##### MATERIAL PROVIDED

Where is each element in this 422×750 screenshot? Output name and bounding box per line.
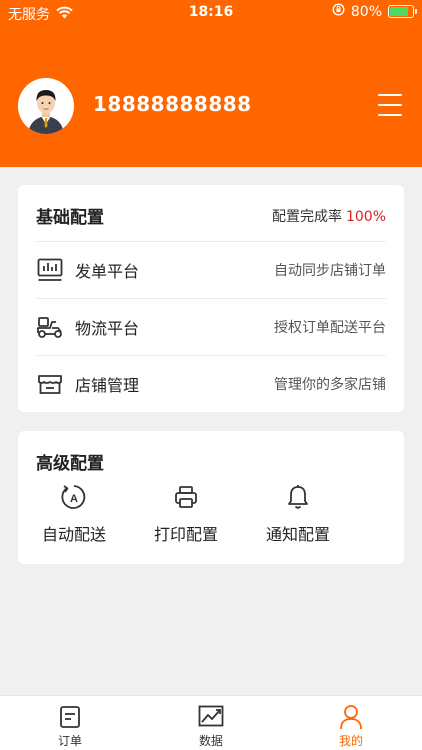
advanced-config-title: 高级配置 bbox=[36, 454, 104, 474]
hamburger-icon bbox=[378, 94, 402, 96]
completion-rate-label: 配置完成率 bbox=[271, 209, 342, 225]
data-chart-icon bbox=[198, 704, 224, 730]
completion-rate-value: 100% bbox=[345, 209, 386, 225]
orientation-lock-icon bbox=[332, 3, 345, 20]
order-icon bbox=[57, 704, 83, 730]
profile-header: 无服务 18:16 80% 18888888888 bbox=[0, 0, 422, 167]
bell-icon bbox=[284, 483, 312, 511]
auto-delivery-button[interactable]: A 自动配送 bbox=[18, 483, 130, 545]
svg-text:A: A bbox=[70, 493, 78, 505]
tab-data[interactable]: 数据 bbox=[166, 704, 256, 749]
printer-icon bbox=[172, 483, 200, 511]
scooter-icon bbox=[36, 313, 64, 341]
config-row-order-platform[interactable]: 发单平台 自动同步店铺订单 bbox=[36, 241, 386, 298]
print-config-label: 打印配置 bbox=[153, 525, 218, 544]
row-desc: 管理你的多家店铺 bbox=[274, 377, 386, 393]
completion-rate: 配置完成率 100% bbox=[272, 206, 386, 226]
tab-orders[interactable]: 订单 bbox=[25, 704, 115, 749]
tab-label: 我的 bbox=[338, 734, 363, 748]
config-row-logistics-platform[interactable]: 物流平台 授权订单配送平台 bbox=[36, 298, 386, 355]
avatar-person-icon bbox=[18, 78, 74, 134]
hamburger-icon-line bbox=[378, 104, 402, 106]
store-icon bbox=[36, 370, 64, 398]
basic-config-card: 基础配置 配置完成率 100% 发单平台 自动同步店铺订单 物流平台 授权订单配… bbox=[18, 185, 404, 412]
status-bar: 无服务 18:16 80% bbox=[0, 0, 422, 24]
advanced-config-items: A 自动配送 打印配置 通知配置 bbox=[18, 483, 404, 553]
row-desc: 授权订单配送平台 bbox=[274, 320, 386, 336]
advanced-config-card: 高级配置 A 自动配送 打印配置 通知配置 bbox=[18, 431, 404, 564]
battery-percent: 80% bbox=[350, 3, 382, 20]
auto-delivery-label: 自动配送 bbox=[41, 525, 106, 544]
notification-config-label: 通知配置 bbox=[265, 525, 330, 544]
row-label: 物流平台 bbox=[75, 319, 140, 338]
row-desc: 自动同步店铺订单 bbox=[274, 263, 386, 279]
battery-icon bbox=[388, 5, 417, 18]
chart-icon bbox=[36, 256, 64, 284]
row-label: 发单平台 bbox=[75, 262, 140, 281]
menu-button[interactable] bbox=[378, 94, 402, 118]
tab-bar: 订单 数据 我的 bbox=[0, 695, 422, 750]
user-phone: 18888888888 bbox=[93, 92, 252, 116]
status-right: 80% bbox=[332, 3, 417, 20]
tab-label: 数据 bbox=[198, 734, 223, 748]
print-config-button[interactable]: 打印配置 bbox=[130, 483, 242, 545]
auto-refresh-icon: A bbox=[60, 483, 88, 511]
hamburger-icon-line bbox=[378, 114, 402, 116]
basic-config-title: 基础配置 bbox=[36, 208, 104, 228]
avatar[interactable] bbox=[18, 78, 74, 134]
tab-label: 订单 bbox=[57, 734, 82, 748]
tab-mine[interactable]: 我的 bbox=[306, 704, 396, 749]
profile-icon bbox=[338, 704, 364, 730]
notification-config-button[interactable]: 通知配置 bbox=[242, 483, 354, 545]
row-label: 店铺管理 bbox=[75, 376, 140, 395]
config-row-store-management[interactable]: 店铺管理 管理你的多家店铺 bbox=[36, 355, 386, 412]
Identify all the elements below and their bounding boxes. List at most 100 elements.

##########

◆ DIRECTION ◆
Recast the data above as a JSON list of strings, with one string for each line and blank lines omitted. Leave the pictures out.

◆ THE RESPONSE ◆
[
  "Where is each element in this 422×750 screenshot? Output name and bounding box per line.",
  "advanced-config-title: 高级配置 bbox=[36, 454, 104, 474]",
  "hamburger-icon bbox=[378, 94, 402, 96]",
  "completion-rate-label: 配置完成率 bbox=[271, 209, 342, 225]",
  "data-chart-icon bbox=[198, 704, 224, 730]",
  "completion-rate-value: 100% bbox=[345, 209, 386, 225]",
  "orientation-lock-icon bbox=[332, 3, 345, 20]",
  "order-icon bbox=[57, 704, 83, 730]",
  "profile-header: 无服务 18:16 80% 18888888888 bbox=[0, 0, 422, 167]",
  "bell-icon bbox=[284, 483, 312, 511]",
  "auto-delivery-button[interactable]: A 自动配送 bbox=[18, 483, 130, 545]",
  "svg-text:A: A bbox=[70, 493, 78, 505]",
  "tab-data[interactable]: 数据 bbox=[166, 704, 256, 749]",
  "printer-icon bbox=[172, 483, 200, 511]",
  "scooter-icon bbox=[36, 313, 64, 341]",
  "config-row-order-platform[interactable]: 发单平台 自动同步店铺订单 bbox=[36, 241, 386, 298]",
  "print-config-label: 打印配置 bbox=[153, 525, 218, 544]",
  "row-desc: 管理你的多家店铺 bbox=[274, 377, 386, 393]",
  "completion-rate: 配置完成率 100% bbox=[272, 206, 386, 226]",
  "tab-orders[interactable]: 订单 bbox=[25, 704, 115, 749]",
  "tab-label: 我的 bbox=[338, 734, 363, 748]",
  "config-row-logistics-platform[interactable]: 物流平台 授权订单配送平台 bbox=[36, 298, 386, 355]",
  "avatar-person-icon bbox=[18, 78, 74, 134]",
  "hamburger-icon-line bbox=[378, 104, 402, 106]",
  "store-icon bbox=[36, 370, 64, 398]",
  "basic-config-card: 基础配置 配置完成率 100% 发单平台 自动同步店铺订单 物流平台 授权订单配… bbox=[18, 185, 404, 412]",
  "status-bar: 无服务 18:16 80% bbox=[0, 0, 422, 24]",
  "advanced-config-items: A 自动配送 打印配置 通知配置 bbox=[18, 483, 404, 553]",
  "row-desc: 授权订单配送平台 bbox=[274, 320, 386, 336]",
  "advanced-config-card: 高级配置 A 自动配送 打印配置 通知配置 bbox=[18, 431, 404, 564]",
  "battery-percent: 80% bbox=[350, 3, 382, 20]",
  "auto-delivery-label: 自动配送 bbox=[41, 525, 106, 544]",
  "notification-config-label: 通知配置 bbox=[265, 525, 330, 544]",
  "row-label: 物流平台 bbox=[75, 319, 140, 338]",
  "row-desc: 自动同步店铺订单 bbox=[274, 263, 386, 279]",
  "battery-icon bbox=[388, 5, 417, 18]",
  "chart-icon bbox=[36, 256, 64, 284]",
  "row-label: 发单平台 bbox=[75, 262, 140, 281]",
  "menu-button[interactable] bbox=[378, 94, 402, 118]",
  "tab-bar: 订单 数据 我的 bbox=[0, 695, 422, 750]",
  "user-phone: 18888888888 bbox=[93, 92, 252, 116]",
  "status-right: 80% bbox=[332, 3, 417, 20]",
  "tab-label: 数据 bbox=[198, 734, 223, 748]",
  "print-config-button[interactable]: 打印配置 bbox=[130, 483, 242, 545]",
  "auto-refresh-icon: A bbox=[60, 483, 88, 511]",
  "hamburger-icon-line bbox=[378, 114, 402, 116]",
  "basic-config-title: 基础配置 bbox=[36, 208, 104, 228]",
  "avatar[interactable] bbox=[18, 78, 74, 134]",
  "tab-label: 订单 bbox=[57, 734, 82, 748]",
  "tab-mine[interactable]: 我的 bbox=[306, 704, 396, 749]",
  "profile-icon bbox=[338, 704, 364, 730]",
  "notification-config-button[interactable]: 通知配置 bbox=[242, 483, 354, 545]",
  "row-label: 店铺管理 bbox=[75, 376, 140, 395]",
  "config-row-store-management[interactable]: 店铺管理 管理你的多家店铺 bbox=[36, 355, 386, 412]",
  "Identify all the elements below and their bounding boxes. List at most 100 elements."
]